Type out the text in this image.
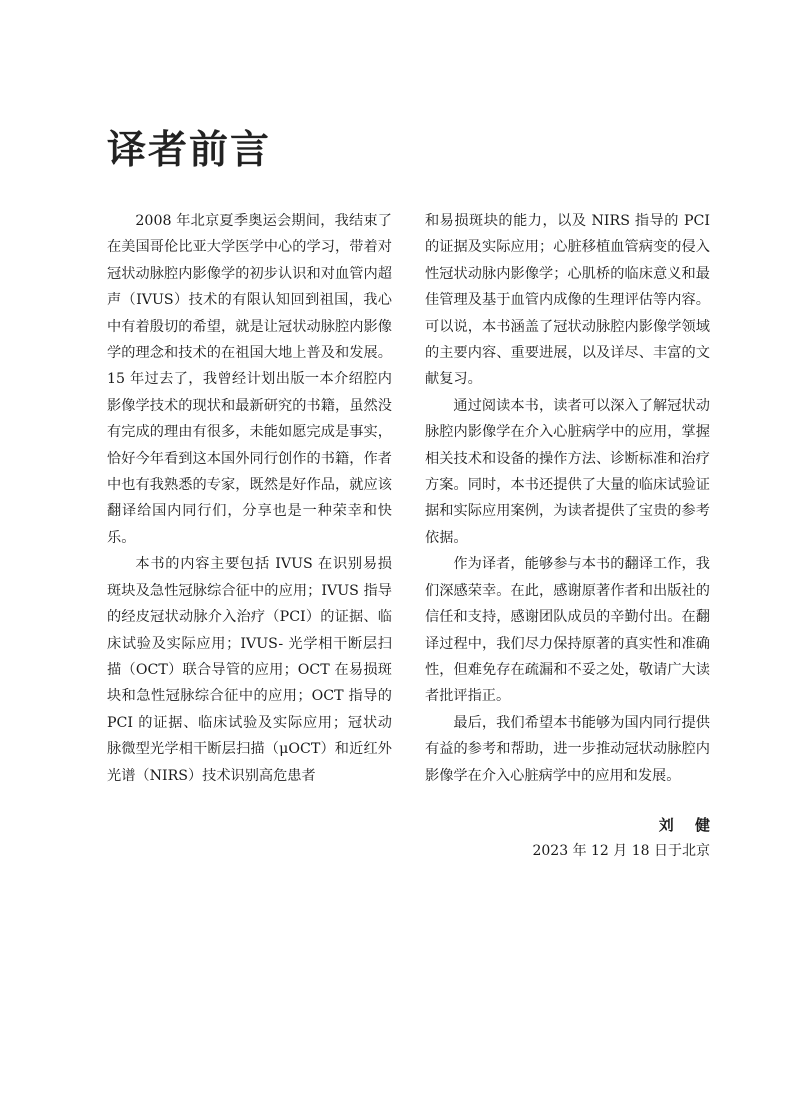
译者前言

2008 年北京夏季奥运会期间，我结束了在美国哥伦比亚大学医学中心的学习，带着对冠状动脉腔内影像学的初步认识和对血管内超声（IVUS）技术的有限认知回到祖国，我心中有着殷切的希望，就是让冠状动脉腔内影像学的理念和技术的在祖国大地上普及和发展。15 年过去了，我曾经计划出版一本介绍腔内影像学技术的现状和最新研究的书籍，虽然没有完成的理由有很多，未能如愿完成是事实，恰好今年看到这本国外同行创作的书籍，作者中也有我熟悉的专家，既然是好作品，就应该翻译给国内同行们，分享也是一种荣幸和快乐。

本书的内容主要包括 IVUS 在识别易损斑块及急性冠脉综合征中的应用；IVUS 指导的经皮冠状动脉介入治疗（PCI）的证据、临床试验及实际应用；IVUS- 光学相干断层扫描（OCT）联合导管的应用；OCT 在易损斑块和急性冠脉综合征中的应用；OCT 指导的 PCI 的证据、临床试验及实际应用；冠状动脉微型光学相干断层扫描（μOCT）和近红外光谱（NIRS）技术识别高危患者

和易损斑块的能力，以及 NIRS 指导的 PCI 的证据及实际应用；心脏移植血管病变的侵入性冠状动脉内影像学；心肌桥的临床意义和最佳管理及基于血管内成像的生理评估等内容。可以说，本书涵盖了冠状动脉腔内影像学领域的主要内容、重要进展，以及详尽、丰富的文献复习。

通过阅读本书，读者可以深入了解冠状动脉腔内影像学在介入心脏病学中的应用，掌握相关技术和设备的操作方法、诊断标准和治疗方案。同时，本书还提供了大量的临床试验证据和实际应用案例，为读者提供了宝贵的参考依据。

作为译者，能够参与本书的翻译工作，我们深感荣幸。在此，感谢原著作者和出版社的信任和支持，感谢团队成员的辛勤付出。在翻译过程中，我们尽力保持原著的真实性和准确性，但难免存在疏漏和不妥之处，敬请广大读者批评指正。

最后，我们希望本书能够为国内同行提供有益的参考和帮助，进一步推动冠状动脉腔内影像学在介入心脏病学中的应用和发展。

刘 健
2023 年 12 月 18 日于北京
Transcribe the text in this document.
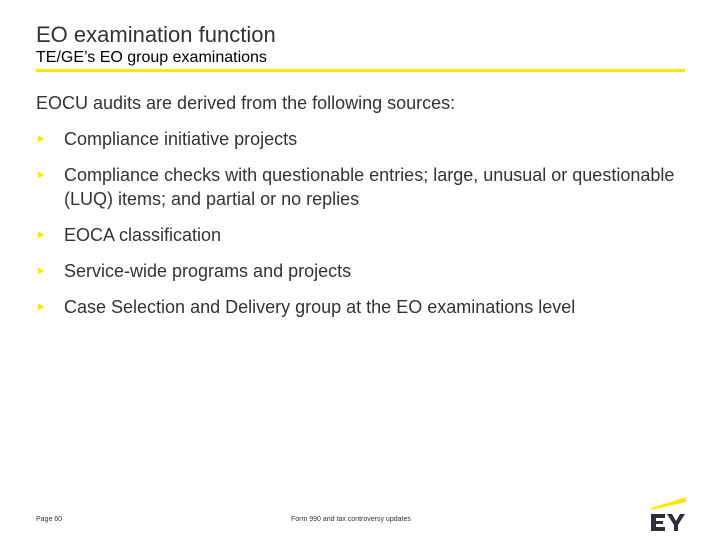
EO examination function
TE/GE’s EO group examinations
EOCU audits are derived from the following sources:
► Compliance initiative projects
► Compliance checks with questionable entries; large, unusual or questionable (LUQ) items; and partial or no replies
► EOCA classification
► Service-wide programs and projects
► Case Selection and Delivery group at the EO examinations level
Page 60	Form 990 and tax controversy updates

■ ■ ■ ■ ■

▶ Stated task
Set down the lines of the records above exactly, apart from the pictures.

▶ Solution
Type out the text in this image.
译者前言

2008 年北京夏季奥运会期间，我结束了在美国哥伦比亚大学医学中心的学习，带着对冠状动脉腔内影像学的初步认识和对血管内超声（IVUS）技术的有限认知回到祖国，我心中有着殷切的希望，就是让冠状动脉腔内影像学的理念和技术的在祖国大地上普及和发展。15 年过去了，我曾经计划出版一本介绍腔内影像学技术的现状和最新研究的书籍，虽然没有完成的理由有很多，未能如愿完成是事实，恰好今年看到这本国外同行创作的书籍，作者中也有我熟悉的专家，既然是好作品，就应该翻译给国内同行们，分享也是一种荣幸和快乐。

本书的内容主要包括 IVUS 在识别易损斑块及急性冠脉综合征中的应用；IVUS 指导的经皮冠状动脉介入治疗（PCI）的证据、临床试验及实际应用；IVUS- 光学相干断层扫描（OCT）联合导管的应用；OCT 在易损斑块和急性冠脉综合征中的应用；OCT 指导的 PCI 的证据、临床试验及实际应用；冠状动脉微型光学相干断层扫描（μOCT）和近红外光谱（NIRS）技术识别高危患者

和易损斑块的能力，以及 NIRS 指导的 PCI 的证据及实际应用；心脏移植血管病变的侵入性冠状动脉内影像学；心肌桥的临床意义和最佳管理及基于血管内成像的生理评估等内容。可以说，本书涵盖了冠状动脉腔内影像学领域的主要内容、重要进展，以及详尽、丰富的文献复习。

通过阅读本书，读者可以深入了解冠状动脉腔内影像学在介入心脏病学中的应用，掌握相关技术和设备的操作方法、诊断标准和治疗方案。同时，本书还提供了大量的临床试验证据和实际应用案例，为读者提供了宝贵的参考依据。

作为译者，能够参与本书的翻译工作，我们深感荣幸。在此，感谢原著作者和出版社的信任和支持，感谢团队成员的辛勤付出。在翻译过程中，我们尽力保持原著的真实性和准确性，但难免存在疏漏和不妥之处，敬请广大读者批评指正。

最后，我们希望本书能够为国内同行提供有益的参考和帮助，进一步推动冠状动脉腔内影像学在介入心脏病学中的应用和发展。

刘 健
2023 年 12 月 18 日于北京
Transcribe the text in this document.
EO examination function
TE/GE’s EO group examinations
EOCU audits are derived from the following sources:
► Compliance initiative projects
► Compliance checks with questionable entries; large, unusual or questionable (LUQ) items; and partial or no replies
► EOCA classification
► Service-wide programs and projects
► Case Selection and Delivery group at the EO examinations level
Page 60	Form 990 and tax controversy updates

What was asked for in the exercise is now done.